Extract to read:
----

AMD says this quest involves optimizations across "the entire processing pipeline," from the GPU to the display hardware on VR headsets. Here are the main features of the LiquidVR 1.0 SDK, in the company's own words:

  • Async Shaders for smooth head-tracking enabling Hardware-Accelerated Time Warp, a technology that uses updated information on a user’s head position after a frame has been rendered and then warps the image to reflect the new viewpoint just before sending it to a VR headset, effectively minimizing latency between when a user turns their head and what appears on screen.
  • Affinity Multi-GPU for scalable rendering, a technology that allows multiple GPUs to work together to improve frame rates in VR applications by allowing them to assign work to run on specific GPUs. Each GPU renders the viewpoint from one eye, and then composites the outputs into a single stereo 3D image. With this technology, multi-GPU configurations become ideal for high performance VR rendering, delivering high frame rates for a smoother experience.
  • Latest data latch for smooth head-tracking, a programming mechanism that helps get head tracking data from the head-mounted display to the GPU as quickly as possible by binding data as close to real-time as possible, practically eliminating any API overhead and removing latency.
  • Direct-to-display for intuitively attaching VR headsets, to deliver a seamless plug-and-play virtual reality experience from an AMD Radeon™ graphics card to a connected VR headset, while enabling features such as booting directly to the display or using extended display features within Windows.

The official LiquidVR page mentions cutting motion-to-photon latency to "less than 10 millisconds." That means delivering a solid 100 FPS to the user's eyes—and it's about in line with the target I heard Oculus quote at AMD's APU13 conference a couple years back. I seem to recall Oculus mentioning tricks like time warping, as well, which it said would enable low latencies without requiring the GPU to sustain triple-digit frame rates.

Developers (and users, too) can sign up to learn more about LiquidVR here. AMD has also posted a LiquidVR video on YouTube, but there's not much in there beside a back-to-the-basics explanation of how VR works.

0 responses to “With LiquidVR, AMD aims to make virtual reality more fluid

  1. No problem. It’s [i<] virtual [/i<] reality. AMD only have trouble with actual reality. [quote<] Maybe they should rename the company A.D.D.[/quote<] I'm sure they will when they can find someone with the attention span required to rework the logo.

  2. It’s pretty much the same feature-set as the Oculus SDK, with some hardware specific features, and intended to support more HMDs. That’s probably what Oculus wanted: their SDK to act as an example for other more general SDKs to be derived from.

  3. [quote=”Article”<]Affinity Multi-GPU for scalable rendering, a technology that allows multiple GPUs to work together to improve frame rates in VR applications by allowing them to assign work to run on specific GPUs. Each GPU renders the viewpoint from one eye, and then composites the outputs into a single stereo 3D image. With this technology, multi-GPU configurations become ideal for high performance VR rendering, delivering high frame rates for a smoother experience.[/quote<] I think someone on one of the podcasts had asked if this was possible and I think the consensus was that is would be a great deal of work and probably wouldn't see the light of day. At the time, I agreed with that consensus. Sounds pretty cool, so I don't mind being wrong.

----

Data rows:
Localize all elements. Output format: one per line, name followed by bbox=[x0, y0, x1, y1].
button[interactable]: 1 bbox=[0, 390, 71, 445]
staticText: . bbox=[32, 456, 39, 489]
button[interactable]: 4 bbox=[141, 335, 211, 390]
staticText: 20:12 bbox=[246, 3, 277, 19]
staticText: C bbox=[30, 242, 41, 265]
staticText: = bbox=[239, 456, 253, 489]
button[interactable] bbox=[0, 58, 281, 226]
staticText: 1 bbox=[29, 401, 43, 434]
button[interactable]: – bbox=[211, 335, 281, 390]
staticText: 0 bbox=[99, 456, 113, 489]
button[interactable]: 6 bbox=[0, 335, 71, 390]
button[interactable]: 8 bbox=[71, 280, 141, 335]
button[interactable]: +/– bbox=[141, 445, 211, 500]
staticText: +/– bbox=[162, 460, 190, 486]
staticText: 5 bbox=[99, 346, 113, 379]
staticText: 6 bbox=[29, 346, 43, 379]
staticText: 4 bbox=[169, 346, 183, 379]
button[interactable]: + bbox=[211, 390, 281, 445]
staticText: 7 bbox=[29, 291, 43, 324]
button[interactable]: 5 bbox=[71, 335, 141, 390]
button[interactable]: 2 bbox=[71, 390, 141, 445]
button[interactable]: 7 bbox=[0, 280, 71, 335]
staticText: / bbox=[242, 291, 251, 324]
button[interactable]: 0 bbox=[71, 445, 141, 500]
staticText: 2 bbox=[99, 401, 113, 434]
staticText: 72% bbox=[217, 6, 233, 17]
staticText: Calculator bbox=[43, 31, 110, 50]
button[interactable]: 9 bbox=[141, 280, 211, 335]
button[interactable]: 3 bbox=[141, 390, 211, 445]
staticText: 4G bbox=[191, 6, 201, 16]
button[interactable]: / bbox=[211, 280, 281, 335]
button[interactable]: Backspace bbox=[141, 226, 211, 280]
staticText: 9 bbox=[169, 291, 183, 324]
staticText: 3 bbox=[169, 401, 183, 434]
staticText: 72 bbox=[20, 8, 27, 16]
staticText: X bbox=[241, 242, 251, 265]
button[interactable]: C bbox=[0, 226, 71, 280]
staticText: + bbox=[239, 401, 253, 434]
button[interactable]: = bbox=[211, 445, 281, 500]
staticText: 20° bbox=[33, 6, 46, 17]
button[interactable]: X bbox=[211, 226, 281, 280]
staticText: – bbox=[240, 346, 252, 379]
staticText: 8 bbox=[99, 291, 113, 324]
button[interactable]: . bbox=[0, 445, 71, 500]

----

Exercise requirements:
a: Please translate this sentence from the LiquidVR article above into Spanish: "Developers (and users, too) can sign up to learn more about LiquidVR here."
b: In the LiquidVR article, what does each GPU render under Affinity Multi-GPU?
c: Go on with the LiquidVR article from the point where it stops.

Answers to the exercise:
a: Los desarrolladores (y también los usuarios) pueden registrarse aquí para obtener más información sobre LiquidVR.

b: Each GPU renders the viewpoint from one eye.

c:
  4. How about you make me a Tonga card with 4GB of ram at 7Ghz and reduce 3D power draw by 30%.

    Please & thanks

  5. AMD, please focus your resources on delivering quality drivers and competitive core products. Nice-to-haves happen after need-to-haves are secured.

  6. Just my observation. I see you disagree and many are with you. Would you rather cite examples that show otherwise? Because if you can’t present any, I would think people simply don’t like my statements but they’re nonetheless true.

  7. Don’t come in here with your LOGIC!

    Let’s just forget about AMD’s original and successful technologies such as ZeroCore.

    Fanboys can easily find things to dig at, and will happily harp on about their deluded view of who is losing.

  8. Well the VR sli and VR direct stuff still hasn’t been delivered by Nvidia – so LiquidVR is just as much hot air from AMD as VR Direct is from Nvidia. It wasn’t even part of the the GDC presentation so who knows how far off it is.
    Having used it on both Nvidia and AMD I can tell you DK2 is still as janky on either platform.
    There’s no hardware environment set in stone yet (let alone final OR environment) so I think there won’t be anything available to us until they don’t have to make the caveat “subject to change…”.

    To be honest I hope it is hardware manufacturer independant (AMD,Nvidia) as mixed platforms would be a nightmare for devs.

  9. So… If AMD copies someone that makes them a mere, pathetic follower, but conversely, if AMD is copied by someone else it means AMD’s version is surely obsolete and will be “left behind”?

    Isn’t that strange?

    I really wonder how much of AMD’s situation is due to how that company is regarded. What can it do if any innovation from their side is deemed a failure by default? I doubt acting like a leader will help – or be a full solution, at least.

  10. Hmmm and it looks as though it’s a mutation of Mantle, which makes sense. Even if these were originally done by Occulus they’re going to keep tacking things onto it that benefit it and build it out. Cool that this stuff is finally getting a name and a place now instead of just developer tech. Hopefully Oculus and AMD keep pushing things .

  11. I’m kinda thinking the same thing. Whatever others are doing, AMD does too (Freesync, Turbo Core). That makes them a follower. Then when they do come up with something before the others, they either largely ignored, lose steam and become abandoned (3DNow!, most probably FMA4, XOP and F16C too, TruForm, TruAudio, maybe HSA as well but it will probably be relegated to niche applications), or get copied by others and leave the AMD version behind (Mantle to be superseded by DX12 and Vulkan).

    If you’re a leader, you ignore what your smaller competitor does and makes a lot of noise about. Instead, you forge your own path and let them all follow you. You also largely ignore them crashing your parties and their potshots. Taking potshots at your competitor only shows that you’re the follower.

  12. Sounds like that list nVidia had last year of things they were doing to support Oculus Rift. Turned out, that list was the same list that Oculus had requested previously.

    nVidia acted as though they’d done it on their own, but turned out they were just doing what Oculus asked.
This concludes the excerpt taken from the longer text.